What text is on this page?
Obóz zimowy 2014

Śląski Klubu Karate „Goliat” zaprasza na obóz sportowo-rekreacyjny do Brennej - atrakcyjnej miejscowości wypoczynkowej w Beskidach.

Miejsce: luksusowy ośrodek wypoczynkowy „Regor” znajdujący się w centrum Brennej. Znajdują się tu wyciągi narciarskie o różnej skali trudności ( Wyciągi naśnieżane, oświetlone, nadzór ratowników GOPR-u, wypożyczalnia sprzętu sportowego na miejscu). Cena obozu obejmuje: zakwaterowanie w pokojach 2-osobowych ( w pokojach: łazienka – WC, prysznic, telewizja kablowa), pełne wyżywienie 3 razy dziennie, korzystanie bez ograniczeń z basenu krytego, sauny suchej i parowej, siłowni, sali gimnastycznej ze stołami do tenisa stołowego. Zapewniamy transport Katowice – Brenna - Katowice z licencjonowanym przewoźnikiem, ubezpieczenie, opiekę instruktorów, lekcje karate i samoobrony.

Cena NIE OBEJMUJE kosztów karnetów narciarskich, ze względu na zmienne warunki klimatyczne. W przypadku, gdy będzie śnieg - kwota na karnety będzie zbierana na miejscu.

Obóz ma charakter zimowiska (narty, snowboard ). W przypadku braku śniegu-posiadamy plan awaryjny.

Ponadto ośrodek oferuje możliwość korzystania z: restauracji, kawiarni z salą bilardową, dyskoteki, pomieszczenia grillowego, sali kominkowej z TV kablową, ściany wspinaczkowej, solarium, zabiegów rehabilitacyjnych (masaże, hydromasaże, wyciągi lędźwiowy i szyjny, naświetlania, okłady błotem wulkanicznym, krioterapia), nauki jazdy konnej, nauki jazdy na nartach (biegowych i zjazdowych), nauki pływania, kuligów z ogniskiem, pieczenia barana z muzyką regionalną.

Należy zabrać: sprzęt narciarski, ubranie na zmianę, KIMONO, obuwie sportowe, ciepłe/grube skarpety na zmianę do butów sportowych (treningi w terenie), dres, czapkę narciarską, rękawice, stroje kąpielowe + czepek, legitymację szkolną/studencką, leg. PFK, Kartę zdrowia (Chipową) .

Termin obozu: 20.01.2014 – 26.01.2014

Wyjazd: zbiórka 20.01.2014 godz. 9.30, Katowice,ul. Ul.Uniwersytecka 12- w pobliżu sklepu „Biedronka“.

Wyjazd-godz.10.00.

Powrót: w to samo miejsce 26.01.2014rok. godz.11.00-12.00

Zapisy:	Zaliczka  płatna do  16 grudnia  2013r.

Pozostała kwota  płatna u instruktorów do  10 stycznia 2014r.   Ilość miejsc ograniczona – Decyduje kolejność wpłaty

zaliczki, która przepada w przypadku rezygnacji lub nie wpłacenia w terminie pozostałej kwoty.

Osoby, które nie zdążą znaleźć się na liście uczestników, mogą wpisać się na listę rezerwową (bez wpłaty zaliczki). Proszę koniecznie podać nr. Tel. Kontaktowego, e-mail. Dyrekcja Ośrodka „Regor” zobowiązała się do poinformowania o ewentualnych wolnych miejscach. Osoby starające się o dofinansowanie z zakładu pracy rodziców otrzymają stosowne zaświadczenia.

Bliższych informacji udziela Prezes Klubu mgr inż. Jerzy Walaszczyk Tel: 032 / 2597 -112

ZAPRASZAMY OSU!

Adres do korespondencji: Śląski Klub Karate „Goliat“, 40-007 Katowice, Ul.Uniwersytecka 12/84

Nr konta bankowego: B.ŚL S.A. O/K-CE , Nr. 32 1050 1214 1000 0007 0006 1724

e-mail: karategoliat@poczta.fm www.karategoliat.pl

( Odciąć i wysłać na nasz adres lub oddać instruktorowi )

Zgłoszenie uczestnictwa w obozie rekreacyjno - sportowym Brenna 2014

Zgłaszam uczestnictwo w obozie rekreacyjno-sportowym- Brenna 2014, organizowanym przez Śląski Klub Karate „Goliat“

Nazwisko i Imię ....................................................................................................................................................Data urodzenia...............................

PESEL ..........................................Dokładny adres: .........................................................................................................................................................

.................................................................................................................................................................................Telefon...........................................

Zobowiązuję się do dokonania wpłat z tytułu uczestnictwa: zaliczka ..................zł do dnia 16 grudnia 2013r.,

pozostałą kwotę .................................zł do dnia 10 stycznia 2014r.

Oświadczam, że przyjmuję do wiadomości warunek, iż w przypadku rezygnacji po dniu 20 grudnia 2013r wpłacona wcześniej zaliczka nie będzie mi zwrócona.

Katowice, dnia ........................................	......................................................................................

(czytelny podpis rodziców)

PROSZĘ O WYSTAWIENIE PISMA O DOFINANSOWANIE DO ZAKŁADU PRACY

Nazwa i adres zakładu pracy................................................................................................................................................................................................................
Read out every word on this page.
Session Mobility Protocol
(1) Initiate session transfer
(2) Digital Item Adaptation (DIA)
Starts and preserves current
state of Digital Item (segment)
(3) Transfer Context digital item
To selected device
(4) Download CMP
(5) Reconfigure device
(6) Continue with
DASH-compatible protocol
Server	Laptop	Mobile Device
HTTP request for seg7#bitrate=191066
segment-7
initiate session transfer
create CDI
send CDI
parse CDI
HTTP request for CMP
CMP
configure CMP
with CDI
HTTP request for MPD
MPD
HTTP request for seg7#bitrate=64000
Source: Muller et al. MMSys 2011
□ □ □ □ □ □ □
* _Your task_
Extract all the entries word for word.

* _Solution to the problem_
What text is on this page?
Obóz zimowy 2014

Śląski Klubu Karate „Goliat” zaprasza na obóz sportowo-rekreacyjny do Brennej - atrakcyjnej miejscowości wypoczynkowej w Beskidach.

Miejsce: luksusowy ośrodek wypoczynkowy „Regor” znajdujący się w centrum Brennej. Znajdują się tu wyciągi narciarskie o różnej skali trudności ( Wyciągi naśnieżane, oświetlone, nadzór ratowników GOPR-u, wypożyczalnia sprzętu sportowego na miejscu). Cena obozu obejmuje: zakwaterowanie w pokojach 2-osobowych ( w pokojach: łazienka – WC, prysznic, telewizja kablowa), pełne wyżywienie 3 razy dziennie, korzystanie bez ograniczeń z basenu krytego, sauny suchej i parowej, siłowni, sali gimnastycznej ze stołami do tenisa stołowego. Zapewniamy transport Katowice – Brenna - Katowice z licencjonowanym przewoźnikiem, ubezpieczenie, opiekę instruktorów, lekcje karate i samoobrony.

Cena NIE OBEJMUJE kosztów karnetów narciarskich, ze względu na zmienne warunki klimatyczne. W przypadku, gdy będzie śnieg - kwota na karnety będzie zbierana na miejscu.

Obóz ma charakter zimowiska (narty, snowboard ). W przypadku braku śniegu-posiadamy plan awaryjny.

Ponadto ośrodek oferuje możliwość korzystania z: restauracji, kawiarni z salą bilardową, dyskoteki, pomieszczenia grillowego, sali kominkowej z TV kablową, ściany wspinaczkowej, solarium, zabiegów rehabilitacyjnych (masaże, hydromasaże, wyciągi lędźwiowy i szyjny, naświetlania, okłady błotem wulkanicznym, krioterapia), nauki jazdy konnej, nauki jazdy na nartach (biegowych i zjazdowych), nauki pływania, kuligów z ogniskiem, pieczenia barana z muzyką regionalną.

Należy zabrać: sprzęt narciarski, ubranie na zmianę, KIMONO, obuwie sportowe, ciepłe/grube skarpety na zmianę do butów sportowych (treningi w terenie), dres, czapkę narciarską, rękawice, stroje kąpielowe + czepek, legitymację szkolną/studencką, leg. PFK, Kartę zdrowia (Chipową) .

Termin obozu: 20.01.2014 – 26.01.2014

Wyjazd: zbiórka 20.01.2014 godz. 9.30, Katowice,ul. Ul.Uniwersytecka 12- w pobliżu sklepu „Biedronka“.

Wyjazd-godz.10.00.

Powrót: w to samo miejsce 26.01.2014rok. godz.11.00-12.00

Zapisy:	Zaliczka  płatna do  16 grudnia  2013r.

Pozostała kwota  płatna u instruktorów do  10 stycznia 2014r.   Ilość miejsc ograniczona – Decyduje kolejność wpłaty

zaliczki, która przepada w przypadku rezygnacji lub nie wpłacenia w terminie pozostałej kwoty.

Osoby, które nie zdążą znaleźć się na liście uczestników, mogą wpisać się na listę rezerwową (bez wpłaty zaliczki). Proszę koniecznie podać nr. Tel. Kontaktowego, e-mail. Dyrekcja Ośrodka „Regor” zobowiązała się do poinformowania o ewentualnych wolnych miejscach. Osoby starające się o dofinansowanie z zakładu pracy rodziców otrzymają stosowne zaświadczenia.

Bliższych informacji udziela Prezes Klubu mgr inż. Jerzy Walaszczyk Tel: 032 / 2597 -112

ZAPRASZAMY OSU!

Adres do korespondencji: Śląski Klub Karate „Goliat“, 40-007 Katowice, Ul.Uniwersytecka 12/84

Nr konta bankowego: B.ŚL S.A. O/K-CE , Nr. 32 1050 1214 1000 0007 0006 1724

e-mail: karategoliat@poczta.fm www.karategoliat.pl

( Odciąć i wysłać na nasz adres lub oddać instruktorowi )

Zgłoszenie uczestnictwa w obozie rekreacyjno - sportowym Brenna 2014

Zgłaszam uczestnictwo w obozie rekreacyjno-sportowym- Brenna 2014, organizowanym przez Śląski Klub Karate „Goliat“

Nazwisko i Imię ....................................................................................................................................................Data urodzenia...............................

PESEL ..........................................Dokładny adres: .........................................................................................................................................................

.................................................................................................................................................................................Telefon...........................................

Zobowiązuję się do dokonania wpłat z tytułu uczestnictwa: zaliczka ..................zł do dnia 16 grudnia 2013r.,

pozostałą kwotę .................................zł do dnia 10 stycznia 2014r.

Oświadczam, że przyjmuję do wiadomości warunek, iż w przypadku rezygnacji po dniu 20 grudnia 2013r wpłacona wcześniej zaliczka nie będzie mi zwrócona.

Katowice, dnia ........................................	......................................................................................

(czytelny podpis rodziców)

PROSZĘ O WYSTAWIENIE PISMA O DOFINANSOWANIE DO ZAKŁADU PRACY

Nazwa i adres zakładu pracy................................................................................................................................................................................................................
Read out every word on this page.
Session Mobility Protocol
(1) Initiate session transfer
(2) Digital Item Adaptation (DIA)
Starts and preserves current
state of Digital Item (segment)
(3) Transfer Context digital item
To selected device
(4) Download CMP
(5) Reconfigure device
(6) Continue with
DASH-compatible protocol
Server	Laptop	Mobile Device
HTTP request for seg7#bitrate=191066
segment-7
initiate session transfer
create CDI
send CDI
parse CDI
HTTP request for CMP
CMP
configure CMP
with CDI
HTTP request for MPD
MPD
HTTP request for seg7#bitrate=64000
Source: Muller et al. MMSys 2011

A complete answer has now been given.